%%
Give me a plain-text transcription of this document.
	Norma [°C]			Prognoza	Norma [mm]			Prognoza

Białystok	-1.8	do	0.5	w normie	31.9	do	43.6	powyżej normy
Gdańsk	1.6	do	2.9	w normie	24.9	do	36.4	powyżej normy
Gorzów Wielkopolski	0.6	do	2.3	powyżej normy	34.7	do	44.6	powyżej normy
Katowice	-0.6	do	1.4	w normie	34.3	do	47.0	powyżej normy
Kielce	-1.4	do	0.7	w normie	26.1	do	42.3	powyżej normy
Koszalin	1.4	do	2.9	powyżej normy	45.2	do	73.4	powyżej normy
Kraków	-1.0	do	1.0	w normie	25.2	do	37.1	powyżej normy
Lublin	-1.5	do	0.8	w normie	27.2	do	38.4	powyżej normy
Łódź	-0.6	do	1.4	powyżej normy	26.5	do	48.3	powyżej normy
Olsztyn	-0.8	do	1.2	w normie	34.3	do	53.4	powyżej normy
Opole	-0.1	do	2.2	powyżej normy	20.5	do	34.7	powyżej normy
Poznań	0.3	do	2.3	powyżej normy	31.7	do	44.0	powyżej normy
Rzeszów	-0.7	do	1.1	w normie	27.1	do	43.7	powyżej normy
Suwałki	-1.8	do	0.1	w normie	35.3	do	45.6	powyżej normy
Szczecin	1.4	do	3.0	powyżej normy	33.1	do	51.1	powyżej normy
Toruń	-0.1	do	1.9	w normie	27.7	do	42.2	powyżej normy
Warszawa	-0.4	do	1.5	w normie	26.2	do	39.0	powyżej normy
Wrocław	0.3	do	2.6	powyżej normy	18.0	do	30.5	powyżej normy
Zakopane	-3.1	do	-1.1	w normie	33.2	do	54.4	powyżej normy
%%
▸ WHAT IS ASKED
Provide the number of lines in the data above that contain the string "normie", and nothing else.

▸ RESPONSE TO THIS EXERCISE
12